EXERCISE REQUIREMENTS: Copy out each line of the listing that has the word "contre" in it.

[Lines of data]
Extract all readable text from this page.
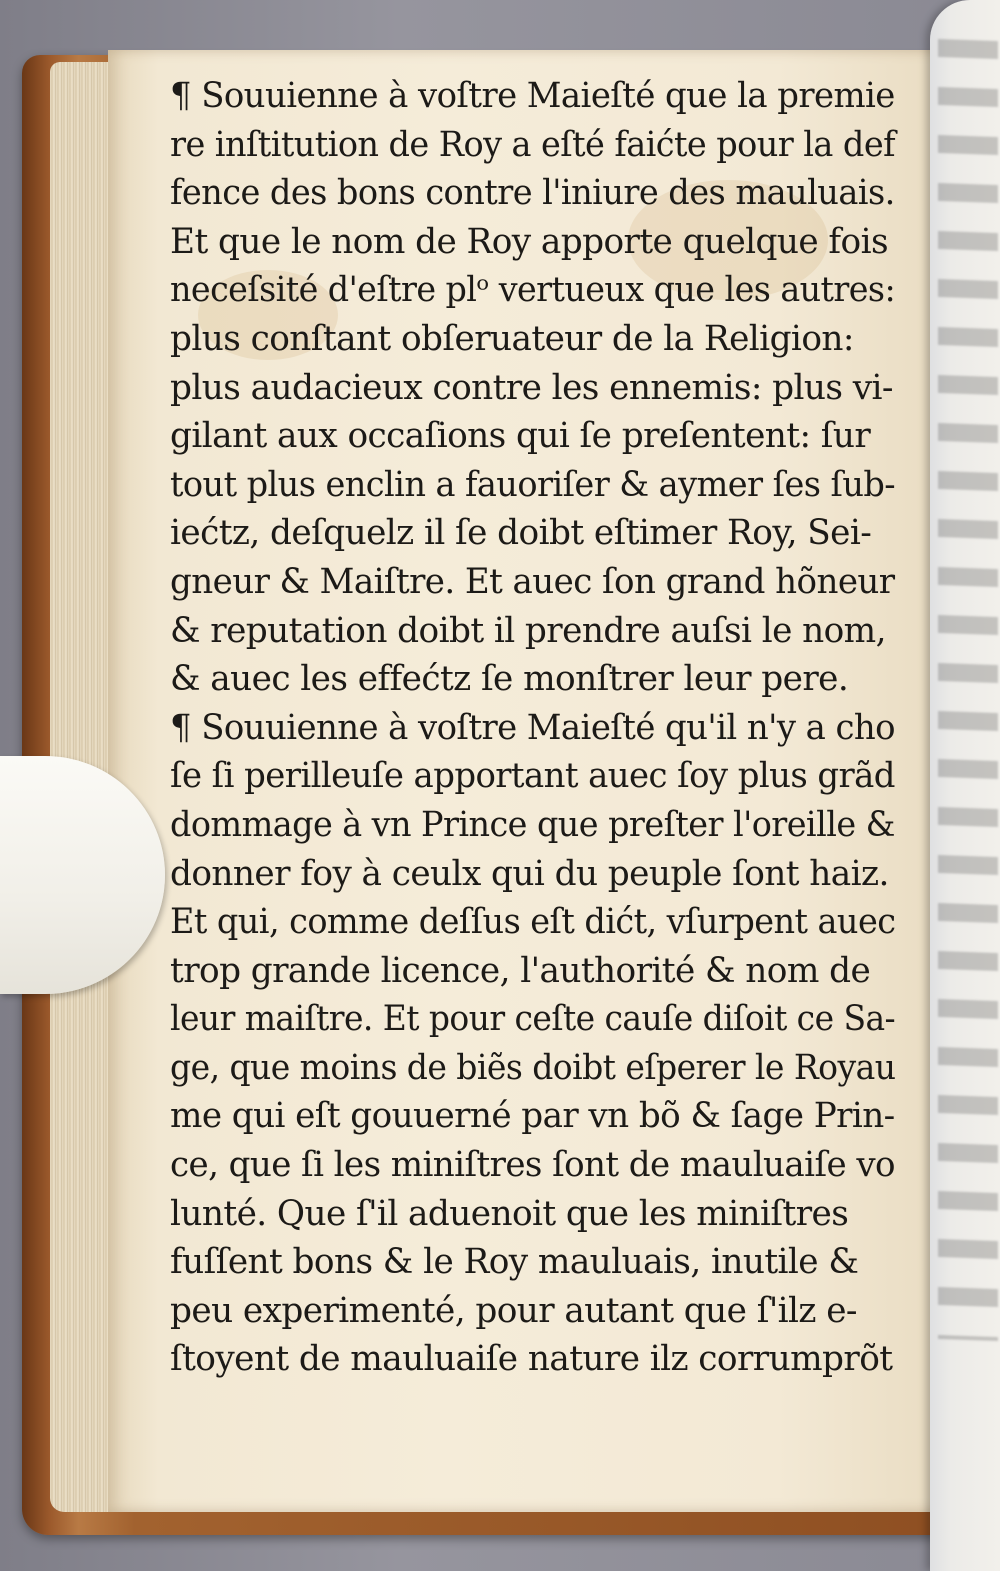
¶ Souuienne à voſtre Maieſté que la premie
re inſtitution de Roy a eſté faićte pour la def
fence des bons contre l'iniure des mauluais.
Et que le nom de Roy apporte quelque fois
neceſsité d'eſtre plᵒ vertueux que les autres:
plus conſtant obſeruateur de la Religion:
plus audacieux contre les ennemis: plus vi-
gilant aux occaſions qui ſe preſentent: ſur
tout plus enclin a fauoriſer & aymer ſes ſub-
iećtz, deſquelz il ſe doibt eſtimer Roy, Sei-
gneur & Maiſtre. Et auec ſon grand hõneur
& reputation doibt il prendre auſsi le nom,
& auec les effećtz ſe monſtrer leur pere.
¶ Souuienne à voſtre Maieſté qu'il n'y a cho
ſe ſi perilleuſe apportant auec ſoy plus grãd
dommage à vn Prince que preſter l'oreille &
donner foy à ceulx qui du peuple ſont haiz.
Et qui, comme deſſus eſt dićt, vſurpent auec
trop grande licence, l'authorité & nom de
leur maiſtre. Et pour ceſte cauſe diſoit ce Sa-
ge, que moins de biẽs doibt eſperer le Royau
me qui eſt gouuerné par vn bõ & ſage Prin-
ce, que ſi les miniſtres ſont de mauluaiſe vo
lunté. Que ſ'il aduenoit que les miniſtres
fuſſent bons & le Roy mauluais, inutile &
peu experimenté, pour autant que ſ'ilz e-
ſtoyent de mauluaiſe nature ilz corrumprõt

REPLY TO THE EXERCISE:
fence des bons contre l'iniure des mauluais.
plus audacieux contre les ennemis: plus vi-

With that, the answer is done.